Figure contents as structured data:
>>>>>

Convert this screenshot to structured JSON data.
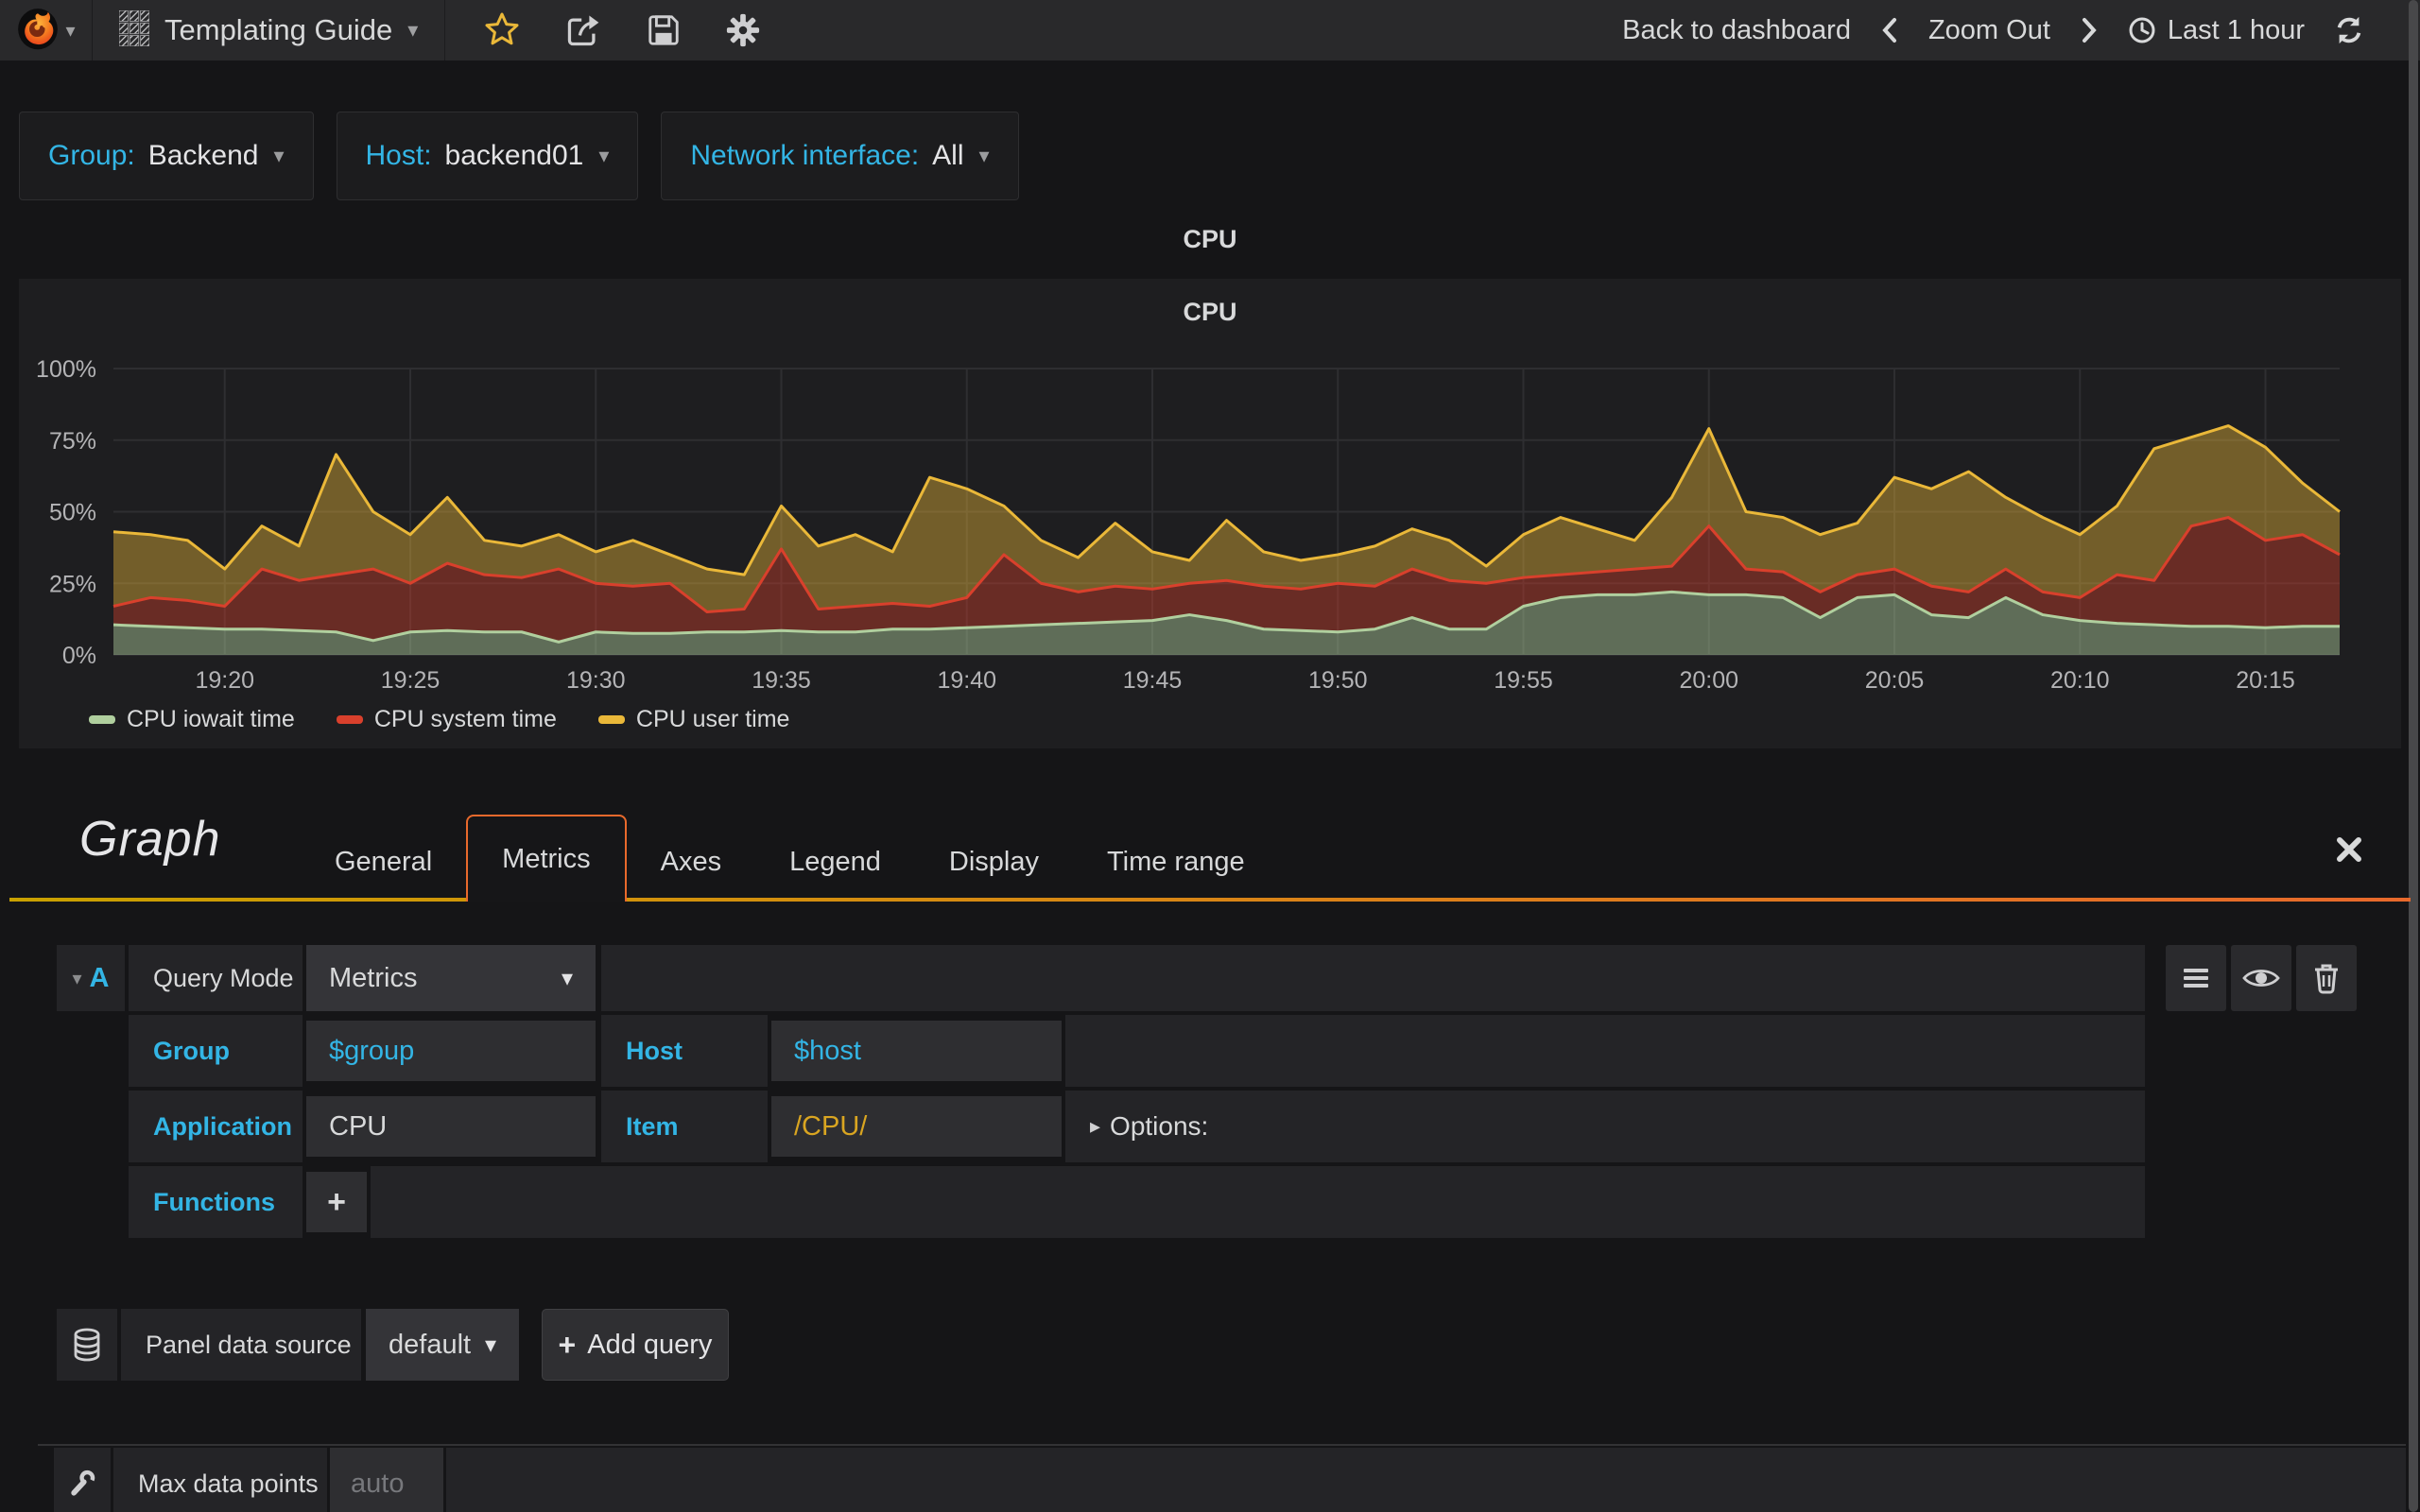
{
  "navbar": {
    "title": "Templating Guide",
    "back_to_dashboard": "Back to dashboard",
    "zoom_out": "Zoom Out",
    "time_range": "Last 1 hour"
  },
  "icons": {
    "caret_down": "▾",
    "options_arrow": "▸",
    "plus": "+"
  },
  "variables": [
    {
      "label": "Group:",
      "value": "Backend"
    },
    {
      "label": "Host:",
      "value": "backend01"
    },
    {
      "label": "Network interface:",
      "value": "All"
    }
  ],
  "row": {
    "title": "CPU"
  },
  "panel": {
    "title": "CPU"
  },
  "chart_data": {
    "type": "area",
    "stacked": true,
    "title": "CPU",
    "ylabel": "percent",
    "ylim": [
      0,
      100
    ],
    "y_ticks": [
      "0%",
      "25%",
      "50%",
      "75%",
      "100%"
    ],
    "x_ticks": [
      "19:20",
      "19:25",
      "19:30",
      "19:35",
      "19:40",
      "19:45",
      "19:50",
      "19:55",
      "20:00",
      "20:05",
      "20:10",
      "20:15"
    ],
    "x_tick_minutes": [
      3,
      8,
      13,
      18,
      23,
      28,
      33,
      38,
      43,
      48,
      53,
      58
    ],
    "x_span_minutes": 60,
    "grid": true,
    "legend_position": "bottom",
    "times": [
      "19:17",
      "19:18",
      "19:19",
      "19:20",
      "19:21",
      "19:22",
      "19:23",
      "19:24",
      "19:25",
      "19:26",
      "19:27",
      "19:28",
      "19:29",
      "19:30",
      "19:31",
      "19:32",
      "19:33",
      "19:34",
      "19:35",
      "19:36",
      "19:37",
      "19:38",
      "19:39",
      "19:40",
      "19:41",
      "19:42",
      "19:43",
      "19:44",
      "19:45",
      "19:46",
      "19:47",
      "19:48",
      "19:49",
      "19:50",
      "19:51",
      "19:52",
      "19:53",
      "19:54",
      "19:55",
      "19:56",
      "19:57",
      "19:58",
      "19:59",
      "20:00",
      "20:01",
      "20:02",
      "20:03",
      "20:04",
      "20:05",
      "20:06",
      "20:07",
      "20:08",
      "20:09",
      "20:10",
      "20:11",
      "20:12",
      "20:13",
      "20:14",
      "20:15",
      "20:16",
      "20:17"
    ],
    "series": [
      {
        "name": "CPU iowait time",
        "color": "#b0cf9e",
        "fill_opacity": 0.45,
        "values": [
          10.5,
          10,
          9.5,
          9,
          9,
          8.5,
          8,
          5,
          8,
          8.5,
          8,
          8,
          4.5,
          8,
          7.5,
          7.5,
          8,
          8,
          8.5,
          8,
          8,
          9,
          9,
          9.5,
          10,
          10.5,
          11,
          11.5,
          12,
          14,
          12,
          9,
          8.5,
          8,
          9,
          13,
          9,
          9,
          17,
          20,
          21,
          21,
          22,
          21,
          21,
          20,
          13,
          20,
          21,
          14,
          13,
          20,
          14,
          12,
          11,
          10.5,
          10,
          10,
          9.5,
          10,
          10
        ]
      },
      {
        "name": "CPU system time",
        "color": "#d9402c",
        "fill_opacity": 0.4,
        "values": [
          6.5,
          10,
          9.5,
          8,
          21,
          17.5,
          20,
          25,
          17,
          23.5,
          20,
          19,
          25.5,
          17,
          16.5,
          17.5,
          7,
          8,
          28.5,
          8,
          9,
          9,
          8,
          10.5,
          25,
          14.5,
          11,
          12.5,
          11,
          11,
          14,
          15,
          14.5,
          17,
          15,
          17,
          17,
          16,
          10,
          8,
          8,
          9,
          9,
          24,
          9,
          9,
          9,
          8,
          9,
          10,
          9,
          10,
          8,
          8,
          17,
          15.5,
          35,
          38,
          30.5,
          32,
          25
        ]
      },
      {
        "name": "CPU user time",
        "color": "#eab839",
        "fill_opacity": 0.42,
        "values": [
          26,
          22,
          21,
          13,
          15,
          12,
          42,
          20,
          17,
          23,
          12,
          11,
          12,
          11,
          16,
          10,
          15,
          12,
          15,
          22,
          25,
          18,
          45,
          38,
          17,
          15,
          12,
          22,
          13,
          8,
          21,
          12,
          10,
          10,
          14,
          14,
          14,
          6,
          15,
          20,
          15,
          10,
          24,
          34,
          20,
          19,
          20,
          18,
          32,
          34,
          42,
          25,
          26,
          22,
          24,
          46,
          31,
          32,
          32.5,
          18,
          15
        ]
      }
    ]
  },
  "editor": {
    "panel_type": "Graph",
    "tabs": [
      {
        "label": "General",
        "active": false
      },
      {
        "label": "Metrics",
        "active": true
      },
      {
        "label": "Axes",
        "active": false
      },
      {
        "label": "Legend",
        "active": false
      },
      {
        "label": "Display",
        "active": false
      },
      {
        "label": "Time range",
        "active": false
      }
    ]
  },
  "query": {
    "ref": "A",
    "mode_label": "Query Mode",
    "mode_value": "Metrics",
    "group_label": "Group",
    "group_value": "$group",
    "host_label": "Host",
    "host_value": "$host",
    "application_label": "Application",
    "application_value": "CPU",
    "item_label": "Item",
    "item_value": "/CPU/",
    "options_label": "Options:",
    "functions_label": "Functions"
  },
  "datasource": {
    "label": "Panel data source",
    "value": "default",
    "add_query": "Add query"
  },
  "settings": {
    "label": "Max data points",
    "placeholder": "auto"
  },
  "colors": {
    "accent_cyan": "#33b5e5",
    "accent_orange": "#e8692c",
    "variable_yellow": "#d9a521",
    "star_yellow": "#eab839",
    "navbar_bg": "#29292b",
    "panel_bg": "#1e1e20"
  }
}
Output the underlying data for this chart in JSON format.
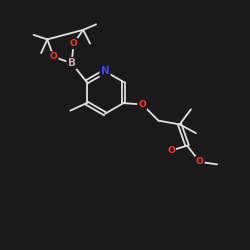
{
  "bg_color": "#1a1a1a",
  "bond_color": "#e0e0e0",
  "atom_colors": {
    "O": "#ff3333",
    "N": "#4444ee",
    "B": "#c8a0a0"
  },
  "font_size_atom": 6.5,
  "line_width": 1.3,
  "figsize": [
    2.5,
    2.5
  ],
  "dpi": 100,
  "xlim": [
    0,
    10
  ],
  "ylim": [
    0,
    10
  ]
}
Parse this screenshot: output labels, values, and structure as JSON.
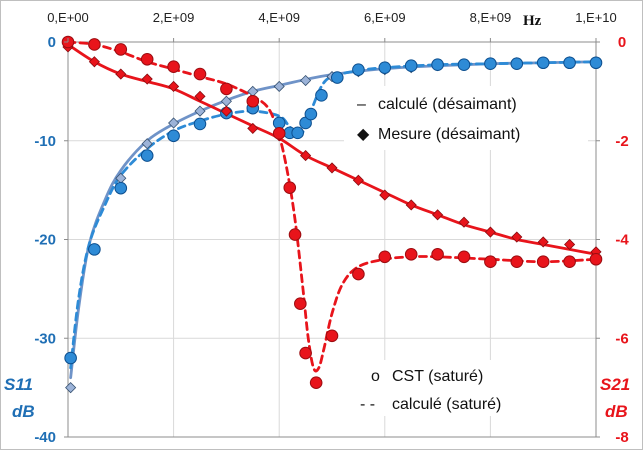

<<<<<

[Work required]:
Leave out the pictures and return every record word for word.

[Task solution]:
Convert this screenshot to structured JSON data.
{
  "navbar": {
    "title": "Templating Guide",
    "back_to_dashboard": "Back to dashboard",
    "zoom_out": "Zoom Out",
    "time_range": "Last 1 hour"
  },
  "icons": {
    "caret_down": "▾",
    "options_arrow": "▸",
    "plus": "+"
  },
  "variables": [
    {
      "label": "Group:",
      "value": "Backend"
    },
    {
      "label": "Host:",
      "value": "backend01"
    },
    {
      "label": "Network interface:",
      "value": "All"
    }
  ],
  "row": {
    "title": "CPU"
  },
  "panel": {
    "title": "CPU"
  },
  "chart_data": {
    "type": "area",
    "stacked": true,
    "title": "CPU",
    "ylabel": "percent",
    "ylim": [
      0,
      100
    ],
    "y_ticks": [
      "0%",
      "25%",
      "50%",
      "75%",
      "100%"
    ],
    "x_ticks": [
      "19:20",
      "19:25",
      "19:30",
      "19:35",
      "19:40",
      "19:45",
      "19:50",
      "19:55",
      "20:00",
      "20:05",
      "20:10",
      "20:15"
    ],
    "x_tick_minutes": [
      3,
      8,
      13,
      18,
      23,
      28,
      33,
      38,
      43,
      48,
      53,
      58
    ],
    "x_span_minutes": 60,
    "grid": true,
    "legend_position": "bottom",
    "times": [
      "19:17",
      "19:18",
      "19:19",
      "19:20",
      "19:21",
      "19:22",
      "19:23",
      "19:24",
      "19:25",
      "19:26",
      "19:27",
      "19:28",
      "19:29",
      "19:30",
      "19:31",
      "19:32",
      "19:33",
      "19:34",
      "19:35",
      "19:36",
      "19:37",
      "19:38",
      "19:39",
      "19:40",
      "19:41",
      "19:42",
      "19:43",
      "19:44",
      "19:45",
      "19:46",
      "19:47",
      "19:48",
      "19:49",
      "19:50",
      "19:51",
      "19:52",
      "19:53",
      "19:54",
      "19:55",
      "19:56",
      "19:57",
      "19:58",
      "19:59",
      "20:00",
      "20:01",
      "20:02",
      "20:03",
      "20:04",
      "20:05",
      "20:06",
      "20:07",
      "20:08",
      "20:09",
      "20:10",
      "20:11",
      "20:12",
      "20:13",
      "20:14",
      "20:15",
      "20:16",
      "20:17"
    ],
    "series": [
      {
        "name": "CPU iowait time",
        "color": "#b0cf9e",
        "fill_opacity": 0.45,
        "values": [
          10.5,
          10,
          9.5,
          9,
          9,
          8.5,
          8,
          5,
          8,
          8.5,
          8,
          8,
          4.5,
          8,
          7.5,
          7.5,
          8,
          8,
          8.5,
          8,
          8,
          9,
          9,
          9.5,
          10,
          10.5,
          11,
          11.5,
          12,
          14,
          12,
          9,
          8.5,
          8,
          9,
          13,
          9,
          9,
          17,
          20,
          21,
          21,
          22,
          21,
          21,
          20,
          13,
          20,
          21,
          14,
          13,
          20,
          14,
          12,
          11,
          10.5,
          10,
          10,
          9.5,
          10,
          10
        ]
      },
      {
        "name": "CPU system time",
        "color": "#d9402c",
        "fill_opacity": 0.4,
        "values": [
          6.5,
          10,
          9.5,
          8,
          21,
          17.5,
          20,
          25,
          17,
          23.5,
          20,
          19,
          25.5,
          17,
          16.5,
          17.5,
          7,
          8,
          28.5,
          8,
          9,
          9,
          8,
          10.5,
          25,
          14.5,
          11,
          12.5,
          11,
          11,
          14,
          15,
          14.5,
          17,
          15,
          17,
          17,
          16,
          10,
          8,
          8,
          9,
          9,
          24,
          9,
          9,
          9,
          8,
          9,
          10,
          9,
          10,
          8,
          8,
          17,
          15.5,
          35,
          38,
          30.5,
          32,
          25
        ]
      },
      {
        "name": "CPU user time",
        "color": "#eab839",
        "fill_opacity": 0.42,
        "values": [
          26,
          22,
          21,
          13,
          15,
          12,
          42,
          20,
          17,
          23,
          12,
          11,
          12,
          11,
          16,
          10,
          15,
          12,
          15,
          22,
          25,
          18,
          45,
          38,
          17,
          15,
          12,
          22,
          13,
          8,
          21,
          12,
          10,
          10,
          14,
          14,
          14,
          6,
          15,
          20,
          15,
          10,
          24,
          34,
          20,
          19,
          20,
          18,
          32,
          34,
          42,
          25,
          26,
          22,
          24,
          46,
          31,
          32,
          32.5,
          18,
          15
        ]
      }
    ]
  },
  "editor": {
    "panel_type": "Graph",
    "tabs": [
      {
        "label": "General",
        "active": false
      },
      {
        "label": "Metrics",
        "active": true
      },
      {
        "label": "Axes",
        "active": false
      },
      {
        "label": "Legend",
        "active": false
      },
      {
        "label": "Display",
        "active": false
      },
      {
        "label": "Time range",
        "active": false
      }
    ]
  },
  "query": {
    "ref": "A",
    "mode_label": "Query Mode",
    "mode_value": "Metrics",
    "group_label": "Group",
    "group_value": "$group",
    "host_label": "Host",
    "host_value": "$host",
    "application_label": "Application",
    "application_value": "CPU",
    "item_label": "Item",
    "item_value": "/CPU/",
    "options_label": "Options:",
    "functions_label": "Functions"
  },
  "datasource": {
    "label": "Panel data source",
    "value": "default",
    "add_query": "Add query"
  },
  "settings": {
    "label": "Max data points",
    "placeholder": "auto"
  },
  "colors": {
    "accent_cyan": "#33b5e5",
    "accent_orange": "#e8692c",
    "variable_yellow": "#d9a521",
    "star_yellow": "#eab839",
    "navbar_bg": "#29292b",
    "panel_bg": "#1e1e20"
  }
}
Output the underlying data for this chart in JSON format.
{
  "bg_color": "#1a1a1a",
  "bond_color": "#e0e0e0",
  "atom_colors": {
    "O": "#ff3333",
    "N": "#4444ee",
    "B": "#c8a0a0"
  },
  "font_size_atom": 6.5,
  "line_width": 1.3,
  "figsize": [
    2.5,
    2.5
  ],
  "dpi": 100,
  "xlim": [
    0,
    10
  ],
  "ylim": [
    0,
    10
  ]
}
Parse this screenshot: output labels, values, and structure as JSON.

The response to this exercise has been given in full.